■ Instructions for the task
Print every record below exactly as written.

■ Given data
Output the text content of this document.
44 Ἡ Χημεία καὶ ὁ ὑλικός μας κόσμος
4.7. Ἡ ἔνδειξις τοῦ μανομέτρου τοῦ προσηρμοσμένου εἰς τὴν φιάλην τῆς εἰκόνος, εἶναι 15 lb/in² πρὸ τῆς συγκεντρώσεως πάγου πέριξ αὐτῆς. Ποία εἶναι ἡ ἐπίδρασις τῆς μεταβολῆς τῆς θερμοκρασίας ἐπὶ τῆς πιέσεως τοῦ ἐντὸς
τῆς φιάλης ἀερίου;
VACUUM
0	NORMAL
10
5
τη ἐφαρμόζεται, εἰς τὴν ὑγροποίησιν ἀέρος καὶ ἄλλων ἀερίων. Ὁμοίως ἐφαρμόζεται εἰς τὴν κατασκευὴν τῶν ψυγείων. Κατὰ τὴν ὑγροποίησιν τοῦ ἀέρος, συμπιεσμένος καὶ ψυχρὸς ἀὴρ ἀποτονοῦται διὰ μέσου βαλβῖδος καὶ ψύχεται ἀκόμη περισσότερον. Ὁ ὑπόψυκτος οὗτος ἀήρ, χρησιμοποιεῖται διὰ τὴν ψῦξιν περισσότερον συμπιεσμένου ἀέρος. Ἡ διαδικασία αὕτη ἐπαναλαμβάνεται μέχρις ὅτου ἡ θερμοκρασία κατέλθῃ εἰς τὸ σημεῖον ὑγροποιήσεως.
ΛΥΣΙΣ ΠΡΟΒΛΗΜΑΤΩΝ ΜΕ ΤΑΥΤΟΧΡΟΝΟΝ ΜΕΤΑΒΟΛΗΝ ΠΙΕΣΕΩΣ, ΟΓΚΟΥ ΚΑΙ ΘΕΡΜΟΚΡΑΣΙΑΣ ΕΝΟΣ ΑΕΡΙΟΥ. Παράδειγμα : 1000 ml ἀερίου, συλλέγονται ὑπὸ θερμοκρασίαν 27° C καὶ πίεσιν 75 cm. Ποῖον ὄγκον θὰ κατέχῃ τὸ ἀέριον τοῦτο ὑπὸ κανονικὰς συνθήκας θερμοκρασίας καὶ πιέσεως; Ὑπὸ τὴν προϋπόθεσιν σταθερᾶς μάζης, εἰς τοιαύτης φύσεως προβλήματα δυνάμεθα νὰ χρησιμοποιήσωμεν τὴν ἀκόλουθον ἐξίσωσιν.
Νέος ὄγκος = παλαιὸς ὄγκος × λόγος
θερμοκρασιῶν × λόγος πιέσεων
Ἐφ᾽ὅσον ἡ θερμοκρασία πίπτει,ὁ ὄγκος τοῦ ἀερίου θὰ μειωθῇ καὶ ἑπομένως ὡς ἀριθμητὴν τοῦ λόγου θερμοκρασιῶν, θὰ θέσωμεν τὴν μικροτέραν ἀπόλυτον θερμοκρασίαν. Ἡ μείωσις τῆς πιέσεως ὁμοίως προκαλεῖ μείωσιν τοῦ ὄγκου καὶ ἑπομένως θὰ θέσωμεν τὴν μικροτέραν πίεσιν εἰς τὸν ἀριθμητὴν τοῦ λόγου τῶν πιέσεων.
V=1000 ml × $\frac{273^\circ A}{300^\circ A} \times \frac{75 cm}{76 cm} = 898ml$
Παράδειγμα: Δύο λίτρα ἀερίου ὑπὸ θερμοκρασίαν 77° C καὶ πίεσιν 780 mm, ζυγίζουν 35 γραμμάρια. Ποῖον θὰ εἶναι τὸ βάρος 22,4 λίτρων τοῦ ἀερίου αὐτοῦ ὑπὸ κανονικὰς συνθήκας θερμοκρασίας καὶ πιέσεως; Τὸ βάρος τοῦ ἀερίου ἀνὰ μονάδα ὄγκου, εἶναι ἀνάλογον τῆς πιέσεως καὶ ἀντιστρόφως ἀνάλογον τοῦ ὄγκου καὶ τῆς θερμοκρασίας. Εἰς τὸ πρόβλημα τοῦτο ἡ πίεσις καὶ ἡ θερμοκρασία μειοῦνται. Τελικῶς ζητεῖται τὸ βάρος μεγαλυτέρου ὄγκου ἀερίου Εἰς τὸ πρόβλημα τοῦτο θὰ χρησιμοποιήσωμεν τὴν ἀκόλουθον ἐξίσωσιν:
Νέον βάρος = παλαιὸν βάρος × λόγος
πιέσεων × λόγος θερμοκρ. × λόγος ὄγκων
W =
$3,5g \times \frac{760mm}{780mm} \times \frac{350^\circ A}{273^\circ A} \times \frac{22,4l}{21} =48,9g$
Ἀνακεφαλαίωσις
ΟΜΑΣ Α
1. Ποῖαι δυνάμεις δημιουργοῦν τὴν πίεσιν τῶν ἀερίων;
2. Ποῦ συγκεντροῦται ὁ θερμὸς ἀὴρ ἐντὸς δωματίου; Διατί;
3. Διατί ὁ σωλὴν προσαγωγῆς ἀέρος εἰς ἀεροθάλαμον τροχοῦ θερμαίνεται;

■ Final answer
Output the text content of this document.
44 Ἡ Χημεία καὶ ὁ ὑλικός μας κόσμος
4.7. Ἡ ἔνδειξις τοῦ μανομέτρου τοῦ προσηρμοσμένου εἰς τὴν φιάλην τῆς εἰκόνος, εἶναι 15 lb/in² πρὸ τῆς συγκεντρώσεως πάγου πέριξ αὐτῆς. Ποία εἶναι ἡ ἐπίδρασις τῆς μεταβολῆς τῆς θερμοκρασίας ἐπὶ τῆς πιέσεως τοῦ ἐντὸς
τῆς φιάλης ἀερίου;
VACUUM
0	NORMAL
10
5
τη ἐφαρμόζεται, εἰς τὴν ὑγροποίησιν ἀέρος καὶ ἄλλων ἀερίων. Ὁμοίως ἐφαρμόζεται εἰς τὴν κατασκευὴν τῶν ψυγείων. Κατὰ τὴν ὑγροποίησιν τοῦ ἀέρος, συμπιεσμένος καὶ ψυχρὸς ἀὴρ ἀποτονοῦται διὰ μέσου βαλβῖδος καὶ ψύχεται ἀκόμη περισσότερον. Ὁ ὑπόψυκτος οὗτος ἀήρ, χρησιμοποιεῖται διὰ τὴν ψῦξιν περισσότερον συμπιεσμένου ἀέρος. Ἡ διαδικασία αὕτη ἐπαναλαμβάνεται μέχρις ὅτου ἡ θερμοκρασία κατέλθῃ εἰς τὸ σημεῖον ὑγροποιήσεως.
ΛΥΣΙΣ ΠΡΟΒΛΗΜΑΤΩΝ ΜΕ ΤΑΥΤΟΧΡΟΝΟΝ ΜΕΤΑΒΟΛΗΝ ΠΙΕΣΕΩΣ, ΟΓΚΟΥ ΚΑΙ ΘΕΡΜΟΚΡΑΣΙΑΣ ΕΝΟΣ ΑΕΡΙΟΥ. Παράδειγμα : 1000 ml ἀερίου, συλλέγονται ὑπὸ θερμοκρασίαν 27° C καὶ πίεσιν 75 cm. Ποῖον ὄγκον θὰ κατέχῃ τὸ ἀέριον τοῦτο ὑπὸ κανονικὰς συνθήκας θερμοκρασίας καὶ πιέσεως; Ὑπὸ τὴν προϋπόθεσιν σταθερᾶς μάζης, εἰς τοιαύτης φύσεως προβλήματα δυνάμεθα νὰ χρησιμοποιήσωμεν τὴν ἀκόλουθον ἐξίσωσιν.
Νέος ὄγκος = παλαιὸς ὄγκος × λόγος
θερμοκρασιῶν × λόγος πιέσεων
Ἐφ᾽ὅσον ἡ θερμοκρασία πίπτει,ὁ ὄγκος τοῦ ἀερίου θὰ μειωθῇ καὶ ἑπομένως ὡς ἀριθμητὴν τοῦ λόγου θερμοκρασιῶν, θὰ θέσωμεν τὴν μικροτέραν ἀπόλυτον θερμοκρασίαν. Ἡ μείωσις τῆς πιέσεως ὁμοίως προκαλεῖ μείωσιν τοῦ ὄγκου καὶ ἑπομένως θὰ θέσωμεν τὴν μικροτέραν πίεσιν εἰς τὸν ἀριθμητὴν τοῦ λόγου τῶν πιέσεων.
V=1000 ml × $\frac{273^\circ A}{300^\circ A} \times \frac{75 cm}{76 cm} = 898ml$
Παράδειγμα: Δύο λίτρα ἀερίου ὑπὸ θερμοκρασίαν 77° C καὶ πίεσιν 780 mm, ζυγίζουν 35 γραμμάρια. Ποῖον θὰ εἶναι τὸ βάρος 22,4 λίτρων τοῦ ἀερίου αὐτοῦ ὑπὸ κανονικὰς συνθήκας θερμοκρασίας καὶ πιέσεως; Τὸ βάρος τοῦ ἀερίου ἀνὰ μονάδα ὄγκου, εἶναι ἀνάλογον τῆς πιέσεως καὶ ἀντιστρόφως ἀνάλογον τοῦ ὄγκου καὶ τῆς θερμοκρασίας. Εἰς τὸ πρόβλημα τοῦτο ἡ πίεσις καὶ ἡ θερμοκρασία μειοῦνται. Τελικῶς ζητεῖται τὸ βάρος μεγαλυτέρου ὄγκου ἀερίου Εἰς τὸ πρόβλημα τοῦτο θὰ χρησιμοποιήσωμεν τὴν ἀκόλουθον ἐξίσωσιν:
Νέον βάρος = παλαιὸν βάρος × λόγος
πιέσεων × λόγος θερμοκρ. × λόγος ὄγκων
W =
$3,5g \times \frac{760mm}{780mm} \times \frac{350^\circ A}{273^\circ A} \times \frac{22,4l}{21} =48,9g$
Ἀνακεφαλαίωσις
ΟΜΑΣ Α
1. Ποῖαι δυνάμεις δημιουργοῦν τὴν πίεσιν τῶν ἀερίων;
2. Ποῦ συγκεντροῦται ὁ θερμὸς ἀὴρ ἐντὸς δωματίου; Διατί;
3. Διατί ὁ σωλὴν προσαγωγῆς ἀέρος εἰς ἀεροθάλαμον τροχοῦ θερμαίνεται;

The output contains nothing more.